[Records about charts and figures]
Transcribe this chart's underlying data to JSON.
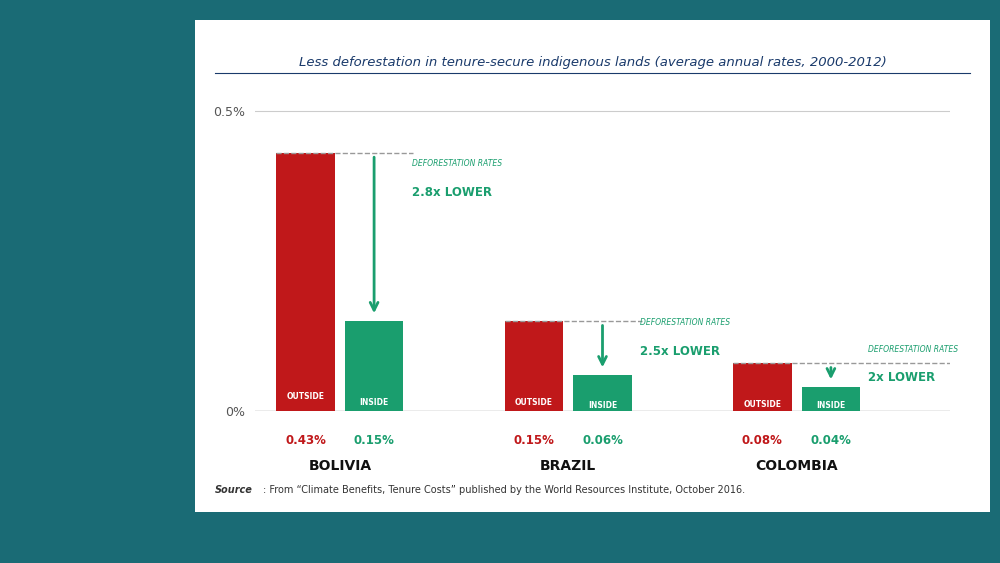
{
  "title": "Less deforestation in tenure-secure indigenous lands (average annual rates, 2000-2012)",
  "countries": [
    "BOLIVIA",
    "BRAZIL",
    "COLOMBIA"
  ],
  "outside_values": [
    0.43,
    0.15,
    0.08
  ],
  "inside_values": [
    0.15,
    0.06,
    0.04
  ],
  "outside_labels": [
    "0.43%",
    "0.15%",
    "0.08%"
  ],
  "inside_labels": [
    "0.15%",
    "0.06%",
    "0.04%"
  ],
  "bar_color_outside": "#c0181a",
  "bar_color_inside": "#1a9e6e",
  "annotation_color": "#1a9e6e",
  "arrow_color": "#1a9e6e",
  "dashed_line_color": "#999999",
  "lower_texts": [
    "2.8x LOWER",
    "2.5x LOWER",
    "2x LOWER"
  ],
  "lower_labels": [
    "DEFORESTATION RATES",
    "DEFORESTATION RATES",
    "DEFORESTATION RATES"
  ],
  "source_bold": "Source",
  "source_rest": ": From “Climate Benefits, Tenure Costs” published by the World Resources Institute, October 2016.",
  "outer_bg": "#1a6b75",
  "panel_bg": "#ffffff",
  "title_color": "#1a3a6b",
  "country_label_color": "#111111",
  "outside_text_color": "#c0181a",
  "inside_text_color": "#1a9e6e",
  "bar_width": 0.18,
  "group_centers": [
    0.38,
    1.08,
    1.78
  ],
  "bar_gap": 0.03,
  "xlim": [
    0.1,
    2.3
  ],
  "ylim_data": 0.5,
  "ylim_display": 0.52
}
---
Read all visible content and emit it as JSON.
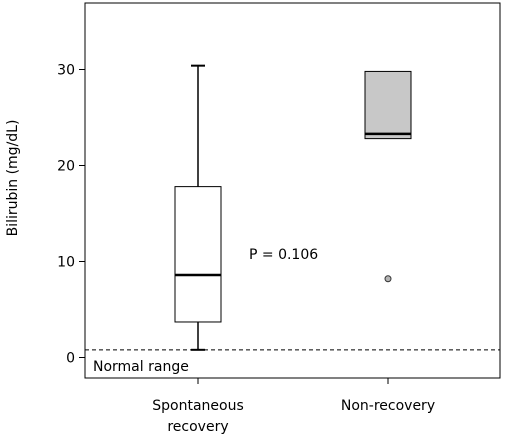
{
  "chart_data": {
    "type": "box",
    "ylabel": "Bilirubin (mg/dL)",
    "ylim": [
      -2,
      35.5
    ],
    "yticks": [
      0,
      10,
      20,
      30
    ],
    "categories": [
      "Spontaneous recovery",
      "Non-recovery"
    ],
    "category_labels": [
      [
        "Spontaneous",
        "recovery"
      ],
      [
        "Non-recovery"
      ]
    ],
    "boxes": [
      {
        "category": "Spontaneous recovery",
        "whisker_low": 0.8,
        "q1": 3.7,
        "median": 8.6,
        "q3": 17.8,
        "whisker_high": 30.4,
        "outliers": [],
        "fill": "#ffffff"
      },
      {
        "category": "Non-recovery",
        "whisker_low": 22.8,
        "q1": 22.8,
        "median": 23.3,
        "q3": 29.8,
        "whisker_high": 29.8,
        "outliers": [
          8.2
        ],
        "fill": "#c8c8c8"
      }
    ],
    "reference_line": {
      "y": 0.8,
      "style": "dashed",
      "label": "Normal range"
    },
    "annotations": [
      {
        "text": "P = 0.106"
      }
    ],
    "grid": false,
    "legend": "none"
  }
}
--
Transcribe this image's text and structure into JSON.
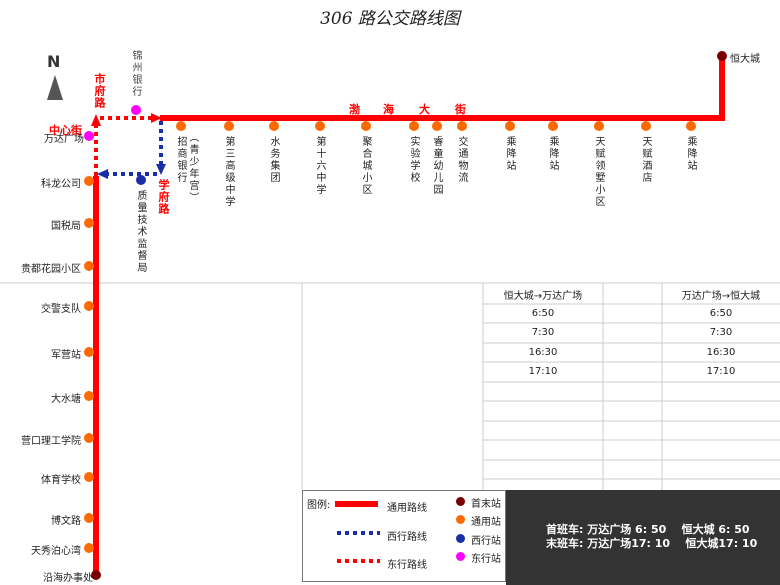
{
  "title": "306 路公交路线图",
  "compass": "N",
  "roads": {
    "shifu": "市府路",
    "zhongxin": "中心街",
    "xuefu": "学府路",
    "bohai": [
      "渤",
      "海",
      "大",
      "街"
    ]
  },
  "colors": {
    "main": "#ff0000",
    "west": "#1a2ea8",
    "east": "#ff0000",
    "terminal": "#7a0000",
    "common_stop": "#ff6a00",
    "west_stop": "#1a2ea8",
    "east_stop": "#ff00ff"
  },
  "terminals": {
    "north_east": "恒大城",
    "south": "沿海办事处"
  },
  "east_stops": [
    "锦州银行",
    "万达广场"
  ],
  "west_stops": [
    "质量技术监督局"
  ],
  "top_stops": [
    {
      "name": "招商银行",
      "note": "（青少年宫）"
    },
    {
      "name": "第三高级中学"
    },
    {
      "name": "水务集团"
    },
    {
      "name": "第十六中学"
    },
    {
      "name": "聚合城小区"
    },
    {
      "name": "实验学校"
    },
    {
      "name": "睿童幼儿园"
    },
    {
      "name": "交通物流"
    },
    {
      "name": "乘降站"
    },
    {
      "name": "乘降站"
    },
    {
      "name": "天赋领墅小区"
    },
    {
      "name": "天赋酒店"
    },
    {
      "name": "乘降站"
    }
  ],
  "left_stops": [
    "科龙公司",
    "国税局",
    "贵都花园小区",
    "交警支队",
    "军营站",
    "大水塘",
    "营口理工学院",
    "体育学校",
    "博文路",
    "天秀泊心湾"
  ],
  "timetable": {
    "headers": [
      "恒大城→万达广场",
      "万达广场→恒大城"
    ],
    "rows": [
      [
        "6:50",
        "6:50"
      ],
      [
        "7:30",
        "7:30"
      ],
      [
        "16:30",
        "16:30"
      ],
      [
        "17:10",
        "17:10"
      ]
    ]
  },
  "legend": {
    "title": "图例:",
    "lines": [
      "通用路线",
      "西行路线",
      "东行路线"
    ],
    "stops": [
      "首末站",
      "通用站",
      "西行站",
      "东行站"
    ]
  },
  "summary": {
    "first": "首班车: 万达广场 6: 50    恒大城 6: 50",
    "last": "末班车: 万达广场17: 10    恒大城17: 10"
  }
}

Required work
List each line of the records that holds the string "Transcribe".

Result for this task
Transcribe this chart's underlying data to JSON.
Transcribe this image's text and structure into JSON.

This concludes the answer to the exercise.